--- START OF PROVIDED DATA ---

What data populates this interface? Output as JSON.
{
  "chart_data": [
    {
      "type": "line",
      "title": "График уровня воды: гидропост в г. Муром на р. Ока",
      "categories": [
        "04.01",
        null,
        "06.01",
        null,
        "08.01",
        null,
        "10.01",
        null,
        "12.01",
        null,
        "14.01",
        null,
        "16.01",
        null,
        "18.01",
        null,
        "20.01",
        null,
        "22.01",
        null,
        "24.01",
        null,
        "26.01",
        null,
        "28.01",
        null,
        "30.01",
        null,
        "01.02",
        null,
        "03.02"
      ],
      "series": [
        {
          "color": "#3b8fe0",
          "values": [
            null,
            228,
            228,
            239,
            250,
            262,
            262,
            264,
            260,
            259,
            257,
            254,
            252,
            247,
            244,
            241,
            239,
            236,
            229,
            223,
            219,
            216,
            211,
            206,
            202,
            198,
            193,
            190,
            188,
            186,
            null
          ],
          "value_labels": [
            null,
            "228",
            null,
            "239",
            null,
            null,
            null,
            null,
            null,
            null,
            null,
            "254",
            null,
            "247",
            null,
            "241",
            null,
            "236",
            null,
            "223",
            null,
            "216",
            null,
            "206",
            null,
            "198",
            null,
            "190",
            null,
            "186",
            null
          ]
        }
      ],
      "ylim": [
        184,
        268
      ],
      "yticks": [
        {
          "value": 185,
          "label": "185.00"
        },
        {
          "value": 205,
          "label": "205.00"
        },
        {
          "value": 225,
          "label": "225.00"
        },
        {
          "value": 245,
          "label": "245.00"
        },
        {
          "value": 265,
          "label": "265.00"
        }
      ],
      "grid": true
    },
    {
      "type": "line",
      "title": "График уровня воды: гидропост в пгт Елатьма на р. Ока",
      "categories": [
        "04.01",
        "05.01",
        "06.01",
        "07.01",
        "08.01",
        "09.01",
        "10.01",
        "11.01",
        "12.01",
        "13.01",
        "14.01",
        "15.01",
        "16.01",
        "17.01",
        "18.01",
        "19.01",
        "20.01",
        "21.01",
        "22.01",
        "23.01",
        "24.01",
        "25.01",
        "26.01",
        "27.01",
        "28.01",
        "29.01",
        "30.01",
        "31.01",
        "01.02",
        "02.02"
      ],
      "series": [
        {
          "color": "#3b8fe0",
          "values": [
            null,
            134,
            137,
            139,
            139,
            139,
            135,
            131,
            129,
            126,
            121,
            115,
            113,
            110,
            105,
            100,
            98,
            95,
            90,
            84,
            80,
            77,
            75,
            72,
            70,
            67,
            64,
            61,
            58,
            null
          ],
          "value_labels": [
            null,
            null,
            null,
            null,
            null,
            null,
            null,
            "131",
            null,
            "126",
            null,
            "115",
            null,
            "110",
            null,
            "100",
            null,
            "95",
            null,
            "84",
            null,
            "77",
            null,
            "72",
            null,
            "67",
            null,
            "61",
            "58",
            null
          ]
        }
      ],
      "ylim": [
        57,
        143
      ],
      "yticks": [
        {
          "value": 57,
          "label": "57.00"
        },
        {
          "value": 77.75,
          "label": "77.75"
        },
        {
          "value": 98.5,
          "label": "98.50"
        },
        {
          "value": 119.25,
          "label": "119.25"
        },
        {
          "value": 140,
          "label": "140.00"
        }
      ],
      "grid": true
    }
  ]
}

--- END OF PROVIDED DATA ---

Each entry is to be returned in full, character for character.

What data populates this interface? Output as JSON.
{
  "chart_data": [
    {
      "type": "line",
      "title": "График уровня воды: гидропост в г. Муром на р. Ока",
      "categories": [
        "04.01",
        null,
        "06.01",
        null,
        "08.01",
        null,
        "10.01",
        null,
        "12.01",
        null,
        "14.01",
        null,
        "16.01",
        null,
        "18.01",
        null,
        "20.01",
        null,
        "22.01",
        null,
        "24.01",
        null,
        "26.01",
        null,
        "28.01",
        null,
        "30.01",
        null,
        "01.02",
        null,
        "03.02"
      ],
      "series": [
        {
          "color": "#3b8fe0",
          "values": [
            null,
            228,
            228,
            239,
            250,
            262,
            262,
            264,
            260,
            259,
            257,
            254,
            252,
            247,
            244,
            241,
            239,
            236,
            229,
            223,
            219,
            216,
            211,
            206,
            202,
            198,
            193,
            190,
            188,
            186,
            null
          ],
          "value_labels": [
            null,
            "228",
            null,
            "239",
            null,
            null,
            null,
            null,
            null,
            null,
            null,
            "254",
            null,
            "247",
            null,
            "241",
            null,
            "236",
            null,
            "223",
            null,
            "216",
            null,
            "206",
            null,
            "198",
            null,
            "190",
            null,
            "186",
            null
          ]
        }
      ],
      "ylim": [
        184,
        268
      ],
      "yticks": [
        {
          "value": 185,
          "label": "185.00"
        },
        {
          "value": 205,
          "label": "205.00"
        },
        {
          "value": 225,
          "label": "225.00"
        },
        {
          "value": 245,
          "label": "245.00"
        },
        {
          "value": 265,
          "label": "265.00"
        }
      ],
      "grid": true
    },
    {
      "type": "line",
      "title": "График уровня воды: гидропост в пгт Елатьма на р. Ока",
      "categories": [
        "04.01",
        "05.01",
        "06.01",
        "07.01",
        "08.01",
        "09.01",
        "10.01",
        "11.01",
        "12.01",
        "13.01",
        "14.01",
        "15.01",
        "16.01",
        "17.01",
        "18.01",
        "19.01",
        "20.01",
        "21.01",
        "22.01",
        "23.01",
        "24.01",
        "25.01",
        "26.01",
        "27.01",
        "28.01",
        "29.01",
        "30.01",
        "31.01",
        "01.02",
        "02.02"
      ],
      "series": [
        {
          "color": "#3b8fe0",
          "values": [
            null,
            134,
            137,
            139,
            139,
            139,
            135,
            131,
            129,
            126,
            121,
            115,
            113,
            110,
            105,
            100,
            98,
            95,
            90,
            84,
            80,
            77,
            75,
            72,
            70,
            67,
            64,
            61,
            58,
            null
          ],
          "value_labels": [
            null,
            null,
            null,
            null,
            null,
            null,
            null,
            "131",
            null,
            "126",
            null,
            "115",
            null,
            "110",
            null,
            "100",
            null,
            "95",
            null,
            "84",
            null,
            "77",
            null,
            "72",
            null,
            "67",
            null,
            "61",
            "58",
            null
          ]
        }
      ],
      "ylim": [
        57,
        143
      ],
      "yticks": [
        {
          "value": 57,
          "label": "57.00"
        },
        {
          "value": 77.75,
          "label": "77.75"
        },
        {
          "value": 98.5,
          "label": "98.50"
        },
        {
          "value": 119.25,
          "label": "119.25"
        },
        {
          "value": 140,
          "label": "140.00"
        }
      ],
      "grid": true
    }
  ]
}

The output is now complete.